TO DO »
Each entry below should be written out exactly as it is, with no pictures.

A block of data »
#####

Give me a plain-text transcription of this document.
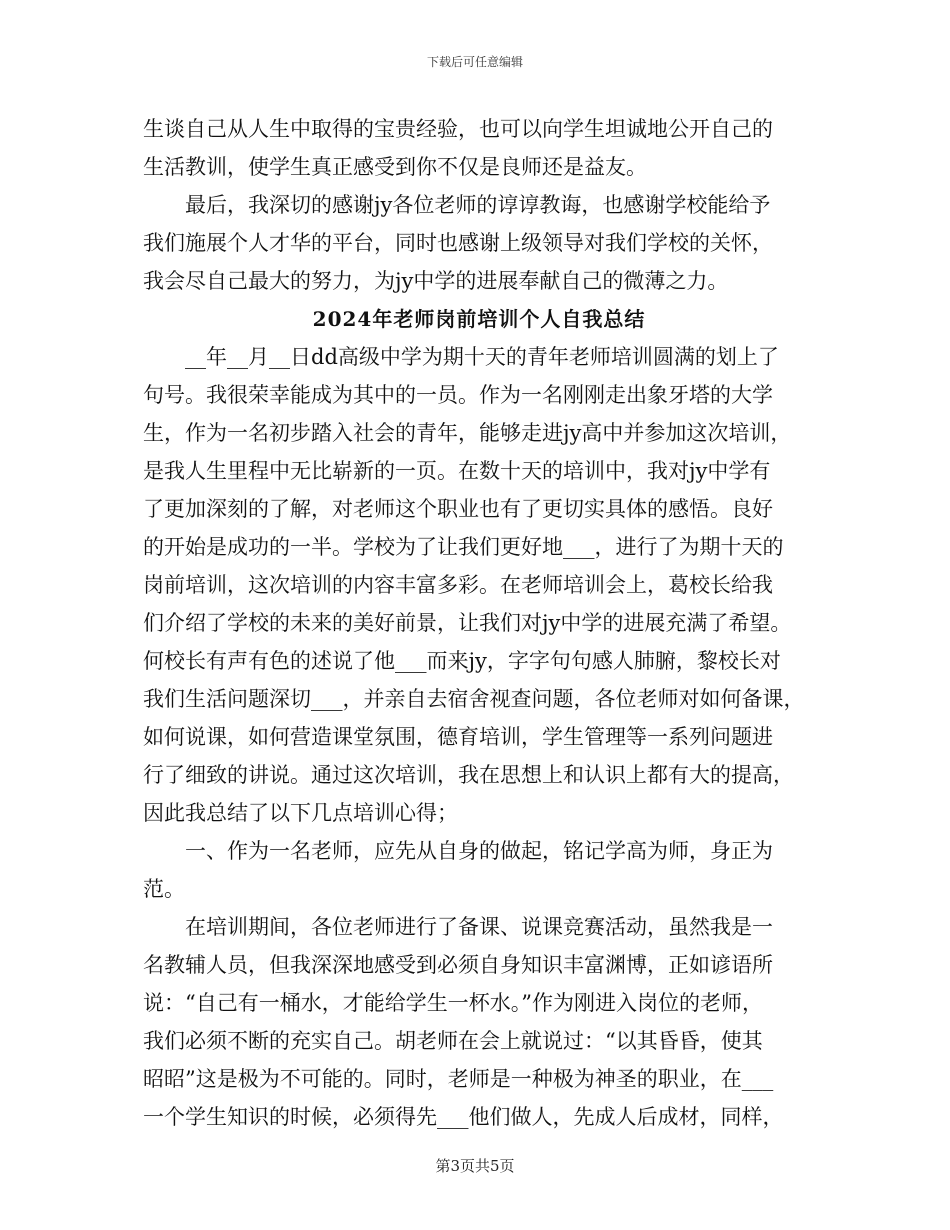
下载后可任意编辑
生谈自己从人生中取得的宝贵经验，也可以向学生坦诚地公开自己的
生活教训，使学生真正感受到你不仅是良师还是益友。
最后，我深切的感谢jy各位老师的谆谆教诲，也感谢学校能给予
我们施展个人才华的平台，同时也感谢上级领导对我们学校的关怀，
我会尽自己最大的努力，为jy中学的进展奉献自己的微薄之力。
2024年老师岗前培训个人自我总结
__年__月__日dd高级中学为期十天的青年老师培训圆满的划上了
句号。我很荣幸能成为其中的一员。作为一名刚刚走出象牙塔的大学
生，作为一名初步踏入社会的青年，能够走进jy高中并参加这次培训，
是我人生里程中无比崭新的一页。在数十天的培训中，我对jy中学有
了更加深刻的了解，对老师这个职业也有了更切实具体的感悟。良好
的开始是成功的一半。学校为了让我们更好地___，进行了为期十天的
岗前培训，这次培训的内容丰富多彩。在老师培训会上，葛校长给我
们介绍了学校的未来的美好前景，让我们对jy中学的进展充满了希望。
何校长有声有色的述说了他___而来jy，字字句句感人肺腑，黎校长对
我们生活问题深切___，并亲自去宿舍视查问题，各位老师对如何备课，
如何说课，如何营造课堂氛围，德育培训，学生管理等一系列问题进
行了细致的讲说。通过这次培训，我在思想上和认识上都有大的提高，
因此我总结了以下几点培训心得；
一、作为一名老师，应先从自身的做起，铭记学高为师，身正为
范。
在培训期间，各位老师进行了备课、说课竞赛活动，虽然我是一
名教辅人员，但我深深地感受到必须自身知识丰富渊博，正如谚语所
说：“自己有一桶水，才能给学生一杯水。”作为刚进入岗位的老师，
我们必须不断的充实自己。胡老师在会上就说过：“以其昏昏，使其
昭昭”这是极为不可能的。同时，老师是一种极为神圣的职业，在___
一个学生知识的时候，必须得先___他们做人，先成人后成材，同样，
第3页共5页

#####

OUTPUT OF THE EXERCISE »
Give me a plain-text transcription of this document.
下载后可任意编辑
生谈自己从人生中取得的宝贵经验，也可以向学生坦诚地公开自己的
生活教训，使学生真正感受到你不仅是良师还是益友。
最后，我深切的感谢jy各位老师的谆谆教诲，也感谢学校能给予
我们施展个人才华的平台，同时也感谢上级领导对我们学校的关怀，
我会尽自己最大的努力，为jy中学的进展奉献自己的微薄之力。
2024年老师岗前培训个人自我总结
__年__月__日dd高级中学为期十天的青年老师培训圆满的划上了
句号。我很荣幸能成为其中的一员。作为一名刚刚走出象牙塔的大学
生，作为一名初步踏入社会的青年，能够走进jy高中并参加这次培训，
是我人生里程中无比崭新的一页。在数十天的培训中，我对jy中学有
了更加深刻的了解，对老师这个职业也有了更切实具体的感悟。良好
的开始是成功的一半。学校为了让我们更好地___，进行了为期十天的
岗前培训，这次培训的内容丰富多彩。在老师培训会上，葛校长给我
们介绍了学校的未来的美好前景，让我们对jy中学的进展充满了希望。
何校长有声有色的述说了他___而来jy，字字句句感人肺腑，黎校长对
我们生活问题深切___，并亲自去宿舍视查问题，各位老师对如何备课，
如何说课，如何营造课堂氛围，德育培训，学生管理等一系列问题进
行了细致的讲说。通过这次培训，我在思想上和认识上都有大的提高，
因此我总结了以下几点培训心得；
一、作为一名老师，应先从自身的做起，铭记学高为师，身正为
范。
在培训期间，各位老师进行了备课、说课竞赛活动，虽然我是一
名教辅人员，但我深深地感受到必须自身知识丰富渊博，正如谚语所
说：“自己有一桶水，才能给学生一杯水。”作为刚进入岗位的老师，
我们必须不断的充实自己。胡老师在会上就说过：“以其昏昏，使其
昭昭”这是极为不可能的。同时，老师是一种极为神圣的职业，在___
一个学生知识的时候，必须得先___他们做人，先成人后成材，同样，
第3页共5页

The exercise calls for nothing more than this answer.